• **Exercise objective**: Locate every line below that contains the word "έδαφος" and copy it.

• **Supplied material**:
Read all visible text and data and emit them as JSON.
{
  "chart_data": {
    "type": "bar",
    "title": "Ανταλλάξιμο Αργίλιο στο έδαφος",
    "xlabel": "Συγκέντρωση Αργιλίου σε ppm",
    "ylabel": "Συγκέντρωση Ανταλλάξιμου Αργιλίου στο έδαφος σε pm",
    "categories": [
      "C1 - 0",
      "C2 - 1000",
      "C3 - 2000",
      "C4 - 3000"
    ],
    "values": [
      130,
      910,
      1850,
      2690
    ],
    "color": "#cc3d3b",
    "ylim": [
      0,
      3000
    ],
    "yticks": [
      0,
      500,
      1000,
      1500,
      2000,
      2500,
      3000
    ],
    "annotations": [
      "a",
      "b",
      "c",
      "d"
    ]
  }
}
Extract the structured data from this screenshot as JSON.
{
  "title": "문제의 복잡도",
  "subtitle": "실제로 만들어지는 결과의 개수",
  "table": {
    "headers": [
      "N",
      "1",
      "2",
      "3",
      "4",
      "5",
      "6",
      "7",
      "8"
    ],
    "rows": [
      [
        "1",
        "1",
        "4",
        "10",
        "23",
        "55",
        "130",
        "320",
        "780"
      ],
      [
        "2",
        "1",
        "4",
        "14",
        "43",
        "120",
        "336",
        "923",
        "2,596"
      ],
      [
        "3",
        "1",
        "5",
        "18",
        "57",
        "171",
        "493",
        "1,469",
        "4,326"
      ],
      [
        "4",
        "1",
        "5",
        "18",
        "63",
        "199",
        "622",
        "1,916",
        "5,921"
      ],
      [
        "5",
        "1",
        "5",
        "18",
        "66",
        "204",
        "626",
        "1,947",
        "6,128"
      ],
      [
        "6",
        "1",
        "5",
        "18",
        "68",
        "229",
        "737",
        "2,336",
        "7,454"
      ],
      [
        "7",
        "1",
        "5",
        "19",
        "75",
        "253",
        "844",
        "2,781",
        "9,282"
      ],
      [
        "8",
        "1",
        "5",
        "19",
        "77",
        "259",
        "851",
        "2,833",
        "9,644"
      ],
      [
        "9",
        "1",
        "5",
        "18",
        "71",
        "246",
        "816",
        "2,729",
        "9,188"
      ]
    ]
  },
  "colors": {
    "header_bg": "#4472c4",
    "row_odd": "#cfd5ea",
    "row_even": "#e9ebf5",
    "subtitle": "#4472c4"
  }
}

• **Problem solution**:
    "title": "Ανταλλάξιμο Αργίλιο στο έδαφος",
    "ylabel": "Συγκέντρωση Ανταλλάξιμου Αργιλίου στο έδαφος σε pm",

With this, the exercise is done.